**Task prompt:** Please pull out every line that includes the string "camera".

**Records shown:**

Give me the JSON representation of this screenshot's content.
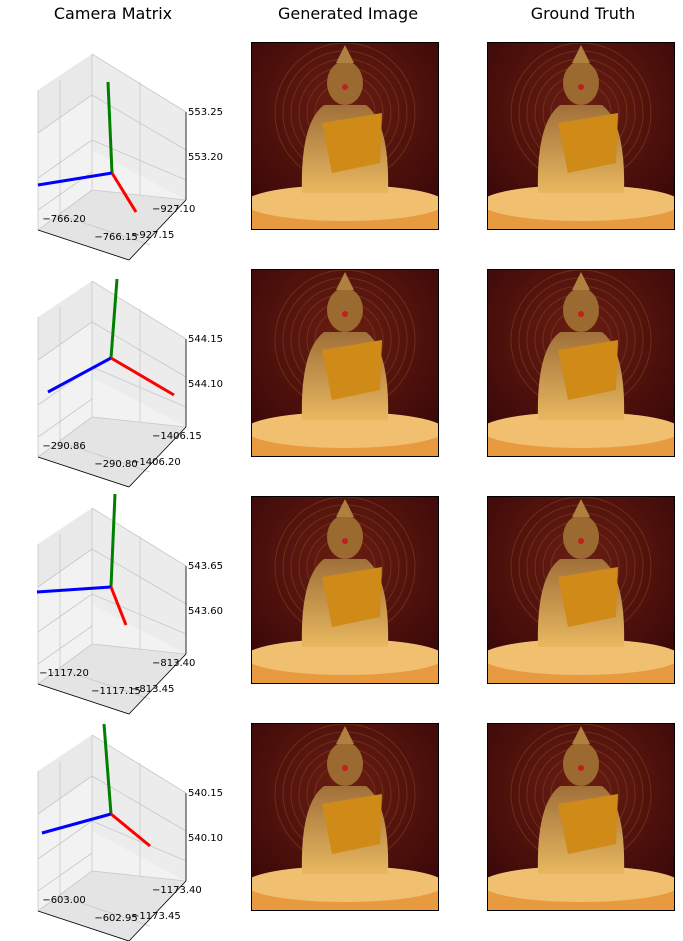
{
  "titles": {
    "camera": "Camera Matrix",
    "generated": "Generated Image",
    "truth": "Ground Truth"
  },
  "colors": {
    "axis_x": "#ff0000",
    "axis_y": "#008000",
    "axis_z": "#0000ff",
    "pane": "#f2f2f2",
    "grid": "#c8c8c8"
  },
  "chart_data": [
    {
      "type": "3d-camera-axes",
      "rows": 4,
      "panels": [
        {
          "x_ticks": [
            "−766.20",
            "−766.15"
          ],
          "y_ticks": [
            "−927.10",
            "−927.15"
          ],
          "z_ticks": [
            "553.25",
            "553.20"
          ]
        },
        {
          "x_ticks": [
            "−290.86",
            "−290.80"
          ],
          "y_ticks": [
            "−1406.15",
            "−1406.20"
          ],
          "z_ticks": [
            "544.15",
            "544.10"
          ]
        },
        {
          "x_ticks": [
            "−1117.20",
            "−1117.15"
          ],
          "y_ticks": [
            "−813.40",
            "−813.45"
          ],
          "z_ticks": [
            "543.65",
            "543.60"
          ]
        },
        {
          "x_ticks": [
            "−603.00",
            "−602.95"
          ],
          "y_ticks": [
            "−1173.40",
            "−1173.45"
          ],
          "z_ticks": [
            "540.15",
            "540.10"
          ]
        }
      ]
    }
  ],
  "images": {
    "row_count": 4,
    "subject": "golden-buddha-statue"
  }
}
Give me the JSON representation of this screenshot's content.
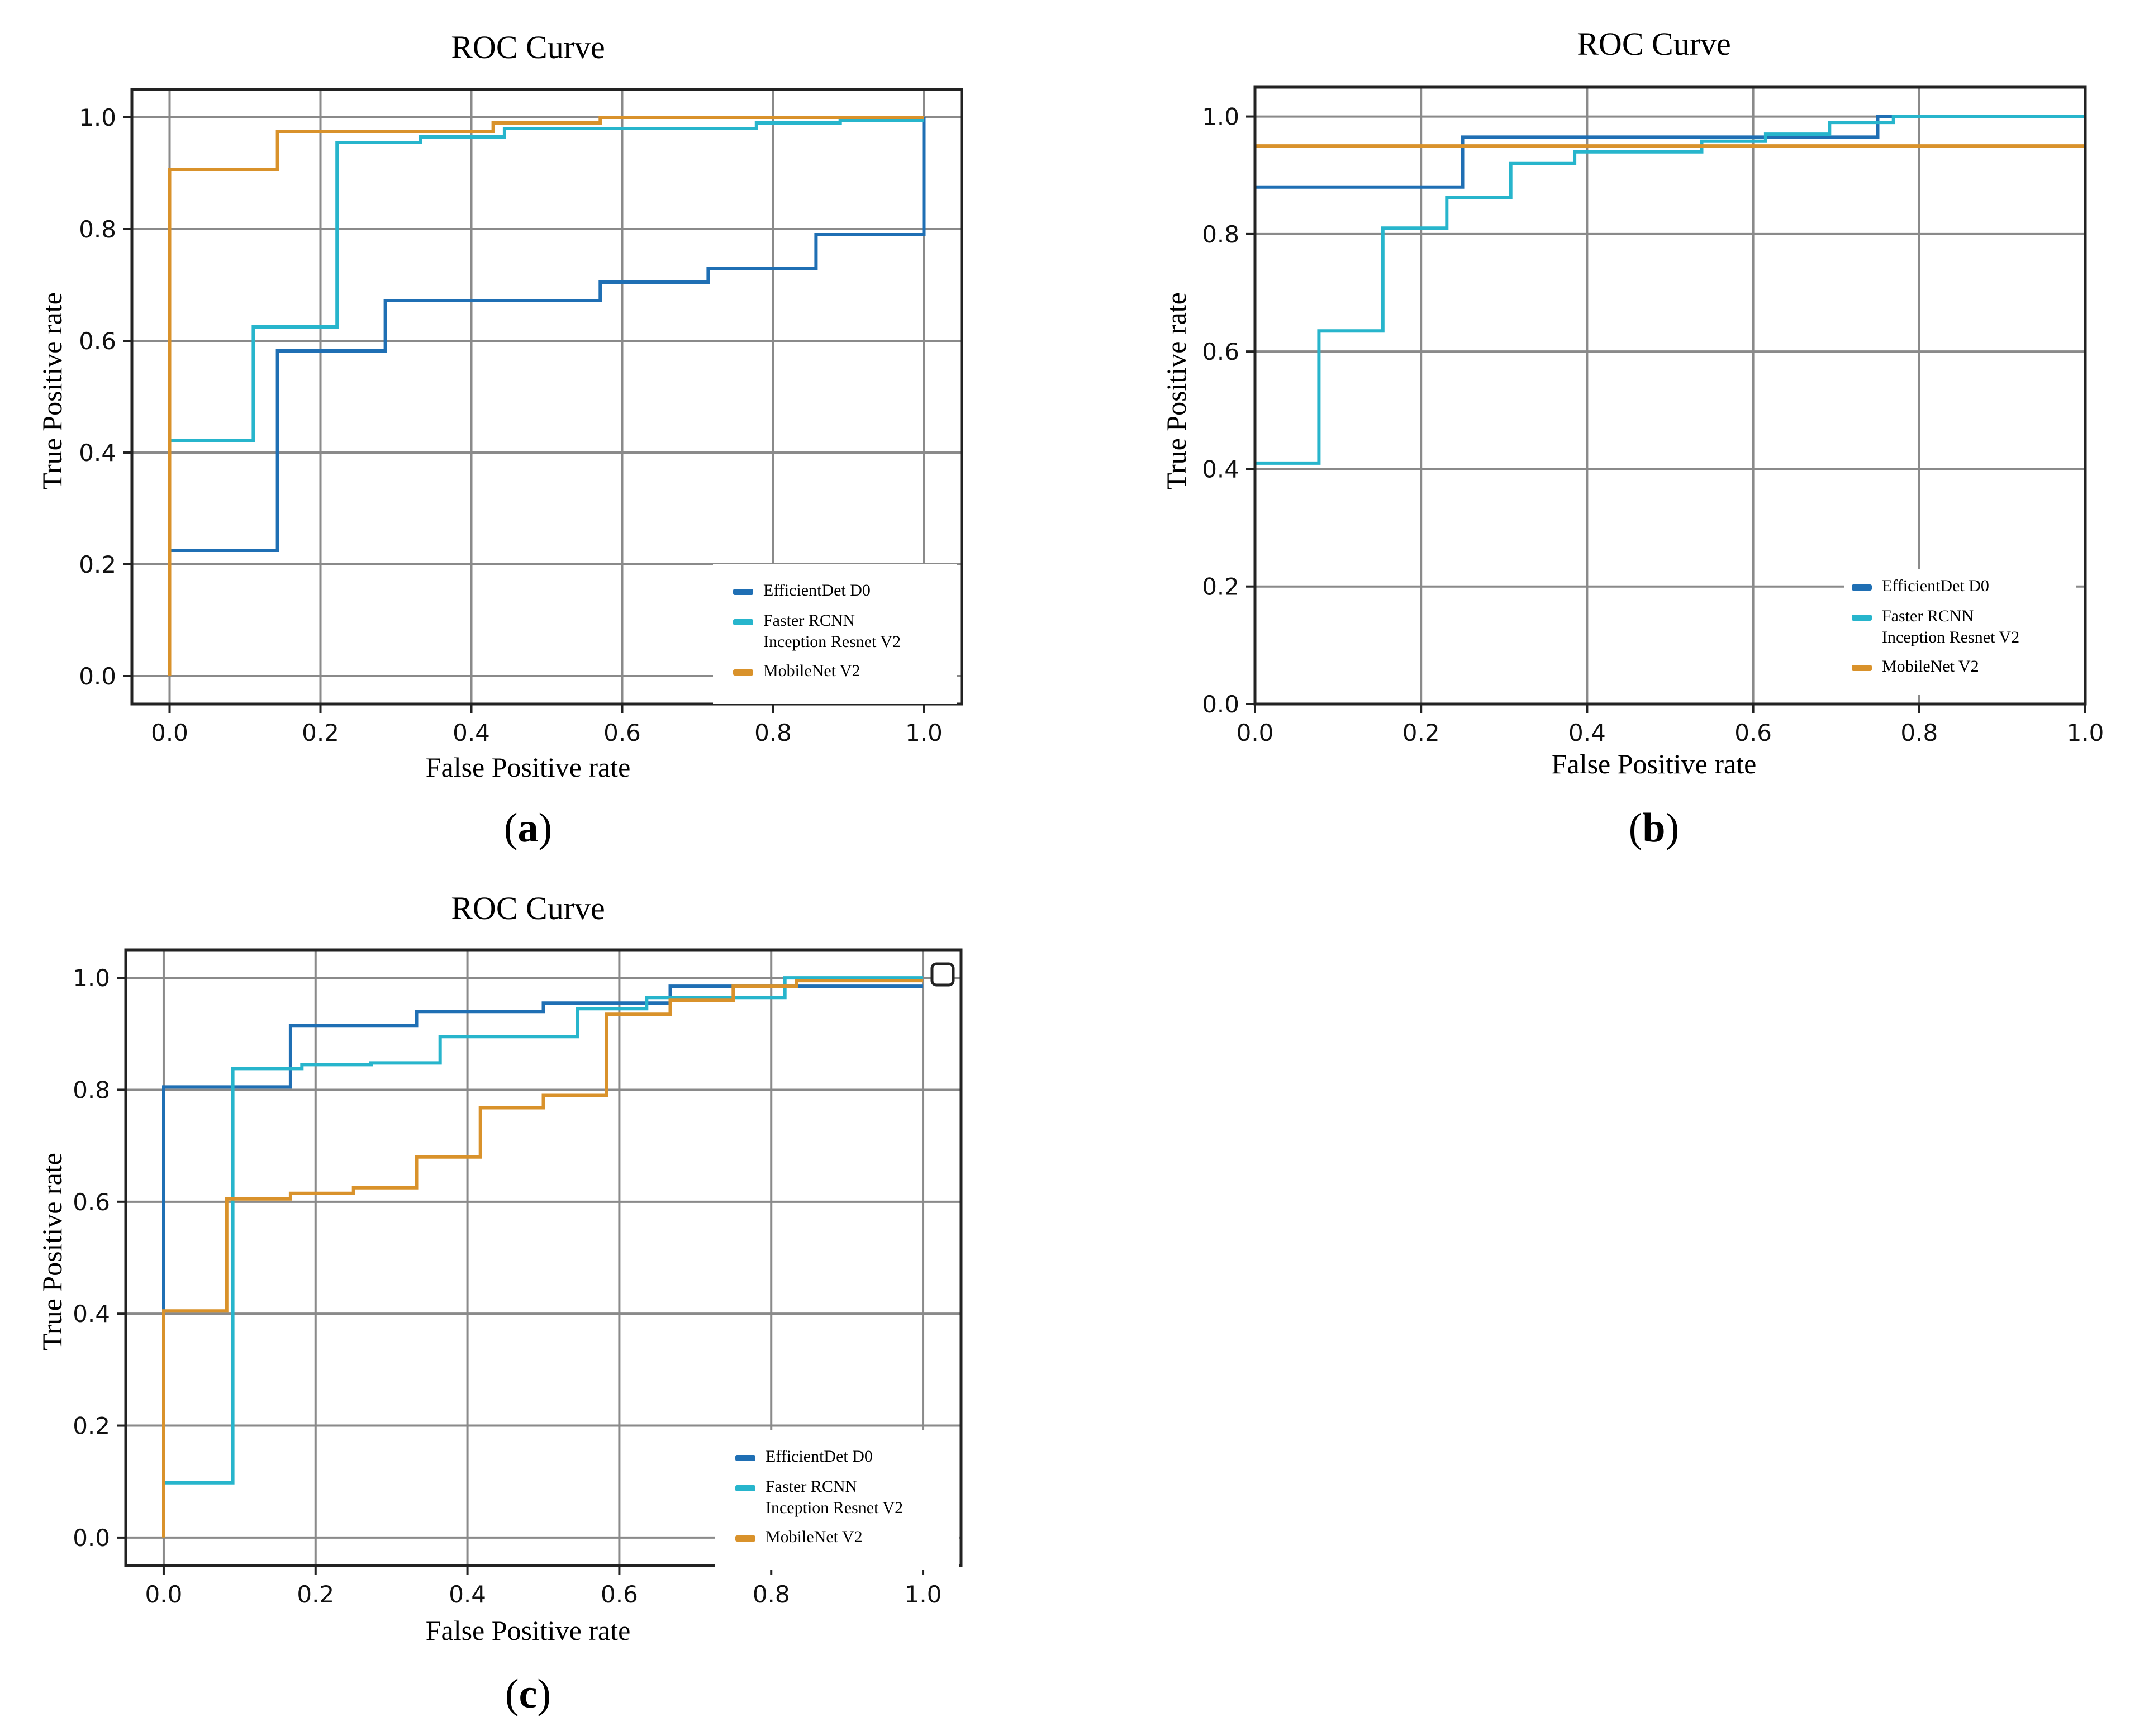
{
  "figure": {
    "captions": [
      "a",
      "b",
      "c"
    ]
  },
  "colors": {
    "efficientdet": "#1f6fb4",
    "faster_rcnn": "#27b5cc",
    "mobilenet": "#d9922b",
    "grid": "#8a8a8a",
    "axes": "#222222"
  },
  "chart_data": [
    {
      "id": "a",
      "type": "line",
      "title": "ROC Curve",
      "xlabel": "False Positive rate",
      "ylabel": "True Positive rate",
      "xlim": [
        -0.05,
        1.05
      ],
      "ylim": [
        -0.05,
        1.05
      ],
      "xticks": [
        0.0,
        0.2,
        0.4,
        0.6,
        0.8,
        1.0
      ],
      "yticks": [
        0.0,
        0.2,
        0.4,
        0.6,
        0.8,
        1.0
      ],
      "xtick_labels": [
        "0.0",
        "0.2",
        "0.4",
        "0.6",
        "0.8",
        "1.0"
      ],
      "ytick_labels": [
        "0.0",
        "0.2",
        "0.4",
        "0.6",
        "0.8",
        "1.0"
      ],
      "grid": true,
      "legend_position": "lower-right",
      "series": [
        {
          "name": "EfficientDet D0",
          "color_key": "efficientdet",
          "x": [
            0.0,
            0.0,
            0.143,
            0.143,
            0.286,
            0.286,
            0.571,
            0.571,
            0.714,
            0.714,
            0.857,
            0.857,
            1.0,
            1.0
          ],
          "y": [
            0.0,
            0.225,
            0.225,
            0.582,
            0.582,
            0.672,
            0.672,
            0.705,
            0.705,
            0.73,
            0.73,
            0.79,
            0.79,
            1.0
          ]
        },
        {
          "name": "Faster RCNN\nInception Resnet V2",
          "color_key": "faster_rcnn",
          "x": [
            0.0,
            0.0,
            0.111,
            0.111,
            0.222,
            0.222,
            0.333,
            0.333,
            0.444,
            0.444,
            0.778,
            0.778,
            0.889,
            0.889,
            1.0
          ],
          "y": [
            0.0,
            0.422,
            0.422,
            0.625,
            0.625,
            0.955,
            0.955,
            0.965,
            0.965,
            0.98,
            0.98,
            0.99,
            0.99,
            0.995,
            0.995
          ]
        },
        {
          "name": "MobileNet V2",
          "color_key": "mobilenet",
          "x": [
            0.0,
            0.0,
            0.143,
            0.143,
            0.429,
            0.429,
            0.571,
            0.571,
            1.0
          ],
          "y": [
            0.0,
            0.907,
            0.907,
            0.975,
            0.975,
            0.99,
            0.99,
            1.0,
            1.0
          ]
        }
      ],
      "legend": [
        "EfficientDet D0",
        "Faster RCNN\nInception Resnet V2",
        "MobileNet V2"
      ]
    },
    {
      "id": "b",
      "type": "line",
      "title": "ROC Curve",
      "xlabel": "False Positive rate",
      "ylabel": "True Positive rate",
      "xlim": [
        0.0,
        1.0
      ],
      "ylim": [
        0.0,
        1.05
      ],
      "xticks": [
        0.0,
        0.2,
        0.4,
        0.6,
        0.8,
        1.0
      ],
      "yticks": [
        0.0,
        0.2,
        0.4,
        0.6,
        0.8,
        1.0
      ],
      "xtick_labels": [
        "0.0",
        "0.2",
        "0.4",
        "0.6",
        "0.8",
        "1.0"
      ],
      "ytick_labels": [
        "0.0",
        "0.2",
        "0.4",
        "0.6",
        "0.8",
        "1.0"
      ],
      "grid": true,
      "legend_position": "lower-right",
      "series": [
        {
          "name": "EfficientDet D0",
          "color_key": "efficientdet",
          "x": [
            0.0,
            0.25,
            0.25,
            0.75,
            0.75,
            1.0
          ],
          "y": [
            0.88,
            0.88,
            0.965,
            0.965,
            1.0,
            1.0
          ]
        },
        {
          "name": "Faster RCNN\nInception Resnet V2",
          "color_key": "faster_rcnn",
          "x": [
            0.0,
            0.077,
            0.077,
            0.154,
            0.154,
            0.231,
            0.231,
            0.308,
            0.308,
            0.385,
            0.385,
            0.538,
            0.538,
            0.615,
            0.615,
            0.692,
            0.692,
            0.769,
            0.769,
            1.0
          ],
          "y": [
            0.41,
            0.41,
            0.635,
            0.635,
            0.81,
            0.81,
            0.862,
            0.862,
            0.92,
            0.92,
            0.94,
            0.94,
            0.958,
            0.958,
            0.97,
            0.97,
            0.99,
            0.99,
            1.0,
            1.0
          ]
        },
        {
          "name": "MobileNet V2",
          "color_key": "mobilenet",
          "x": [
            0.0,
            1.0
          ],
          "y": [
            0.95,
            0.95
          ]
        }
      ],
      "legend": [
        "EfficientDet D0",
        "Faster RCNN\nInception Resnet V2",
        "MobileNet V2"
      ]
    },
    {
      "id": "c",
      "type": "line",
      "title": "ROC Curve",
      "xlabel": "False Positive rate",
      "ylabel": "True Positive rate",
      "xlim": [
        -0.05,
        1.05
      ],
      "ylim": [
        -0.05,
        1.05
      ],
      "xticks": [
        0.0,
        0.2,
        0.4,
        0.6,
        0.8,
        1.0
      ],
      "yticks": [
        0.0,
        0.2,
        0.4,
        0.6,
        0.8,
        1.0
      ],
      "xtick_labels": [
        "0.0",
        "0.2",
        "0.4",
        "0.6",
        "0.8",
        "1.0"
      ],
      "ytick_labels": [
        "0.0",
        "0.2",
        "0.4",
        "0.6",
        "0.8",
        "1.0"
      ],
      "grid": true,
      "legend_position": "lower-right",
      "series": [
        {
          "name": "EfficientDet D0",
          "color_key": "efficientdet",
          "x": [
            0.0,
            0.0,
            0.167,
            0.167,
            0.333,
            0.333,
            0.5,
            0.5,
            0.667,
            0.667,
            1.0
          ],
          "y": [
            0.0,
            0.805,
            0.805,
            0.915,
            0.915,
            0.94,
            0.94,
            0.955,
            0.955,
            0.985,
            0.985
          ]
        },
        {
          "name": "Faster RCNN\nInception Resnet V2",
          "color_key": "faster_rcnn",
          "x": [
            0.0,
            0.0,
            0.091,
            0.091,
            0.182,
            0.182,
            0.273,
            0.273,
            0.364,
            0.364,
            0.545,
            0.545,
            0.636,
            0.636,
            0.818,
            0.818,
            1.0
          ],
          "y": [
            0.0,
            0.098,
            0.098,
            0.838,
            0.838,
            0.845,
            0.845,
            0.848,
            0.848,
            0.895,
            0.895,
            0.945,
            0.945,
            0.965,
            0.965,
            1.0,
            1.0
          ]
        },
        {
          "name": "MobileNet V2",
          "color_key": "mobilenet",
          "x": [
            0.0,
            0.0,
            0.083,
            0.083,
            0.167,
            0.167,
            0.25,
            0.25,
            0.333,
            0.333,
            0.417,
            0.417,
            0.5,
            0.5,
            0.583,
            0.583,
            0.667,
            0.667,
            0.75,
            0.75,
            0.833,
            0.833,
            1.0
          ],
          "y": [
            0.0,
            0.405,
            0.405,
            0.605,
            0.605,
            0.615,
            0.615,
            0.625,
            0.625,
            0.68,
            0.68,
            0.768,
            0.768,
            0.79,
            0.79,
            0.935,
            0.935,
            0.96,
            0.96,
            0.985,
            0.985,
            0.995,
            0.995
          ]
        }
      ],
      "legend": [
        "EfficientDet D0",
        "Faster RCNN\nInception Resnet V2",
        "MobileNet V2"
      ]
    }
  ]
}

**Result for this exercise:**
    "camera": "Camera Matrix",
      "type": "3d-camera-axes",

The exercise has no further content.